If you would like to be recognized as a contributor to the book, please edit the contributors.md and add your name in the file in alphabetical order by family name. Please submit this modified file in your pull request.

With each tagged release of the book in Zenodo, we will update the list of contributors at the end of the book.

Styleguides

Book Organization

The book is divided into 10 chapters:

  1. index.Rmd
  2. 02-why-jupyter.md
  3. 03-notebooks-in-teaching-and-learning.md
  4. 04-a-catalogue-of-pedagogical-patterns.md
  5. 05-jupyter-ecosystem.md
  6. 06-getting-your-class-going-with-jupyter.md
  7. 07-usage-case-studies.md
  8. 08-about-the-authors.md
  9. 09-glossary.md

Please feel free to add to or edit these sections.

Git Commit Messages

  • Use the present tense ("Add feature" not "Added feature")
  • Use the imperative mood ("Move cursor to..." not "Moves cursor to...")
  • Limit the first line to 72 characters or less
  • Reference issues and pull requests liberally after the first line

Formatting tips

We use markdown with bookdown extensions for the book's formatting.

If possible, avoid using unicode characters as they don't always transfer well into the document formats possible (HTML, PDF, etc.) Often, you might be able to find unicode replacements by using LaTeX math symbols and surrounding them by dollar signs (for example, $\neq$ will render as ≠).

* _Stated exercise 1_
How would you condense the paragraph of the contribution guidelines that begins "If you would like to be recognized" into a short list?
* _Stated exercise 2_
Duplicate, word for word, the stretch of the contribution guidelines from "Git Commit Messages" through "render as ≠).".
Separate material begins here, apart from the contribution guidelines.

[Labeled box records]

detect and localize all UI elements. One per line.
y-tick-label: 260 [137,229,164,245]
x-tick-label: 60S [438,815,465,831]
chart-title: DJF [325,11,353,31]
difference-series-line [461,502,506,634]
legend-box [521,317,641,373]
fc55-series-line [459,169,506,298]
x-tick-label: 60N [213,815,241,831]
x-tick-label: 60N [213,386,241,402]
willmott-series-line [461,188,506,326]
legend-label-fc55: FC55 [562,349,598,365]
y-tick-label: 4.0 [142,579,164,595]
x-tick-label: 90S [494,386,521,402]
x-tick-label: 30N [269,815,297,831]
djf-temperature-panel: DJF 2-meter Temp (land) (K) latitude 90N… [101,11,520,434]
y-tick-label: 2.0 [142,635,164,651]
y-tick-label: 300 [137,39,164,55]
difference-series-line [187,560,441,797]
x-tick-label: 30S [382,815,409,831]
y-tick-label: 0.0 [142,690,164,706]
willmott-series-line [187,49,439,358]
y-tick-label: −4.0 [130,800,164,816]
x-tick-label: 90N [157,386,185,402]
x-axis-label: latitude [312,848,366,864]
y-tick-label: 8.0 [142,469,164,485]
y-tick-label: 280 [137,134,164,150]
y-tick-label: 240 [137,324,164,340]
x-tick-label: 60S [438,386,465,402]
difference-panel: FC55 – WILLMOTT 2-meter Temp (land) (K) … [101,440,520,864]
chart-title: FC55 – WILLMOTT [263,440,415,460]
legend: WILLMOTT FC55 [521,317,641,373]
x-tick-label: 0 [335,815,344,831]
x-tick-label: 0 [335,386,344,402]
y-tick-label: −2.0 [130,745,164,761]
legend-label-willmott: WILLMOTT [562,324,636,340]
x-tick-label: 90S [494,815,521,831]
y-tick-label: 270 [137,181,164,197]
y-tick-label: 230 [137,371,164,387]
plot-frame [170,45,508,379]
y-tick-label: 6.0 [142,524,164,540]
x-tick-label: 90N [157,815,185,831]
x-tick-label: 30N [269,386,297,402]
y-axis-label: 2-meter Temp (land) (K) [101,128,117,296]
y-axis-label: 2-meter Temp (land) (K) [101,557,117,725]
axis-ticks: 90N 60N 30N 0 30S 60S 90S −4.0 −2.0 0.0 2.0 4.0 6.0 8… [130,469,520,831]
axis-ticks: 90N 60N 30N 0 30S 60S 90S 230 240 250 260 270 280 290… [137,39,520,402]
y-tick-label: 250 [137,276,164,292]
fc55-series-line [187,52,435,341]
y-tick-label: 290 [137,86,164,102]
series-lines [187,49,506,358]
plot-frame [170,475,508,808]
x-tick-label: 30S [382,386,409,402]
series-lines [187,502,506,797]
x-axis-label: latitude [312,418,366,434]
--
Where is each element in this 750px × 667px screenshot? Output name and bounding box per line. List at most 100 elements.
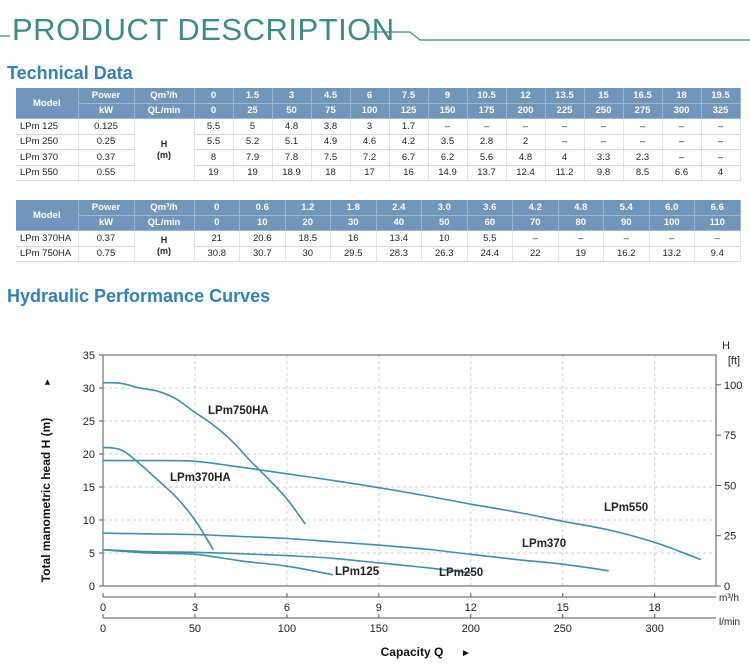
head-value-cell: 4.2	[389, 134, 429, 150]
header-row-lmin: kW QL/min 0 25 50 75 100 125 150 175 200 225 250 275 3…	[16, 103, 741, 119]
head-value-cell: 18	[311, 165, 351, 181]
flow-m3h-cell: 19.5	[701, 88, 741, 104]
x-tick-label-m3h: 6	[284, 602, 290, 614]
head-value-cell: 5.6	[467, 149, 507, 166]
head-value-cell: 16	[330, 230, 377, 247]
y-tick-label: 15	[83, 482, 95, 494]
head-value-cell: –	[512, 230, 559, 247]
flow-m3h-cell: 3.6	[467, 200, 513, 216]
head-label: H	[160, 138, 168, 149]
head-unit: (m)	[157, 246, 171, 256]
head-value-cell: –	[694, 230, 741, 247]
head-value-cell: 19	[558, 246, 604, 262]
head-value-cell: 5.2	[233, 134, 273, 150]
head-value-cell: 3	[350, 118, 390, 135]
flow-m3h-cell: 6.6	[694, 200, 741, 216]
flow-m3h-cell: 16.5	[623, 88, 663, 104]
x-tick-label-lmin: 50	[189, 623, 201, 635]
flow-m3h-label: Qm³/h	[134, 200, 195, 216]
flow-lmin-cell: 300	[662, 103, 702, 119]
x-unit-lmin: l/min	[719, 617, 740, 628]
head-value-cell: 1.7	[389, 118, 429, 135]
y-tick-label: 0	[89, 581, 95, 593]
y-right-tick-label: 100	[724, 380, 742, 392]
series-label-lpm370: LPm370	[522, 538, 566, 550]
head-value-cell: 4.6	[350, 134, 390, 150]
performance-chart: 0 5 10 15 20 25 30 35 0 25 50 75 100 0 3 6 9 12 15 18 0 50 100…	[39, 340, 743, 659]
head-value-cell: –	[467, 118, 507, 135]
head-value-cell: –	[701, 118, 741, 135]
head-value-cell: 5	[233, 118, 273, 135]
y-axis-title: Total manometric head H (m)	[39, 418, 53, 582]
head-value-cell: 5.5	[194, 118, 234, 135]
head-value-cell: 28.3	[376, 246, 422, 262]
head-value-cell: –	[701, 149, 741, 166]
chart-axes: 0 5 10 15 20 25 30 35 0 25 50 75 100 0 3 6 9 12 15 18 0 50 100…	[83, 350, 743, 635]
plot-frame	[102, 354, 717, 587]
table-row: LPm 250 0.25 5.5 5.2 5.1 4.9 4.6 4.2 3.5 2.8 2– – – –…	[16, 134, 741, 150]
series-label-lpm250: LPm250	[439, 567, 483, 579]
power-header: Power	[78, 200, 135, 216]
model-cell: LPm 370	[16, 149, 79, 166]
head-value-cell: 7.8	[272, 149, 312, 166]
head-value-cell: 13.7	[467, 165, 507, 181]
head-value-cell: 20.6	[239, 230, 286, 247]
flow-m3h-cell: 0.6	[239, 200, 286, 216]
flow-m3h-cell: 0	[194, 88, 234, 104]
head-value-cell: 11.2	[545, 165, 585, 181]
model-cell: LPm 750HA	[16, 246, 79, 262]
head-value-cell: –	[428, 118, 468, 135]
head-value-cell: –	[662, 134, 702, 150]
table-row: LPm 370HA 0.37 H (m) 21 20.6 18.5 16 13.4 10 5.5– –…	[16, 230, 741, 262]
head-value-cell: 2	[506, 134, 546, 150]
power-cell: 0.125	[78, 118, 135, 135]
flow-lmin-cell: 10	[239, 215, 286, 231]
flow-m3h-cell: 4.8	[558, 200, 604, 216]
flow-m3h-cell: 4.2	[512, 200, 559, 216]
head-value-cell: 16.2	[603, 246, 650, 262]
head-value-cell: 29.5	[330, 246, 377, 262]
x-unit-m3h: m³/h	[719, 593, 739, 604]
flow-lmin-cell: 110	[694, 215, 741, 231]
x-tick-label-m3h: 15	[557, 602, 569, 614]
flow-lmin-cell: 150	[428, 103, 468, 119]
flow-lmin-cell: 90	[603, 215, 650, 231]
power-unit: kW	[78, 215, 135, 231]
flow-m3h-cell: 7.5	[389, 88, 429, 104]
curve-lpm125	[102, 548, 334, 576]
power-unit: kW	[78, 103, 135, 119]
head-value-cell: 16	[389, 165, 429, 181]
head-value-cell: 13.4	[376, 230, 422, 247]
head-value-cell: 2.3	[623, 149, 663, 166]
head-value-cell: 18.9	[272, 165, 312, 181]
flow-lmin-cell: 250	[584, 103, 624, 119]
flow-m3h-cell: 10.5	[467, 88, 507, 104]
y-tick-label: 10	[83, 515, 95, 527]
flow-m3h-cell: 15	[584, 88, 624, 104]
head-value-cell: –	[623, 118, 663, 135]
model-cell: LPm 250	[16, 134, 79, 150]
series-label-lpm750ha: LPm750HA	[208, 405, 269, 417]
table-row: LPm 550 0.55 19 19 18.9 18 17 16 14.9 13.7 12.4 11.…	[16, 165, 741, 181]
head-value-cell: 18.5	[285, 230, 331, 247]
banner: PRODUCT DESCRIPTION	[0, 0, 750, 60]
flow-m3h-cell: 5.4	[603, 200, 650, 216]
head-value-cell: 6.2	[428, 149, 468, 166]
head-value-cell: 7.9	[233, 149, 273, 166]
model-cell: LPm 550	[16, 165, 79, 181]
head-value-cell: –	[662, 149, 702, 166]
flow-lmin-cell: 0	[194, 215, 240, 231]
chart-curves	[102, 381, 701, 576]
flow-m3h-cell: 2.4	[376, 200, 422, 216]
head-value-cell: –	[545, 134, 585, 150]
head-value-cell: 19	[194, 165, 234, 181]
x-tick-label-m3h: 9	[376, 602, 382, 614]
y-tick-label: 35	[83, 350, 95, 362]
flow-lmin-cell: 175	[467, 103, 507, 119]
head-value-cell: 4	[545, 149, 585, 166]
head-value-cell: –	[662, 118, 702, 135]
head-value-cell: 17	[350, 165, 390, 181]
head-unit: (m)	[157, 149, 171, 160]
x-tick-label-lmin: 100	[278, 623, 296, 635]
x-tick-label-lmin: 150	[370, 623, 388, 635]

* _Exercise result 1_
- Edit contributors.md to add your name.
- Place it in alphabetical order by family name.
- Submit the modified file in your pull request.

* _Exercise result 2_
Git Commit Messages

  • Use the present tense ("Add feature" not "Added feature")
  • Use the imperative mood ("Move cursor to..." not "Moves cursor to...")
  • Limit the first line to 72 characters or less
  • Reference issues and pull requests liberally after the first line

Formatting tips

We use markdown with bookdown extensions for the book's formatting.

If possible, avoid using unicode characters as they don't always transfer well into the document formats possible (HTML, PDF, etc.) Often, you might be able to find unicode replacements by using LaTeX math symbols and surrounding them by dollar signs (for example, $\neq$ will render as ≠).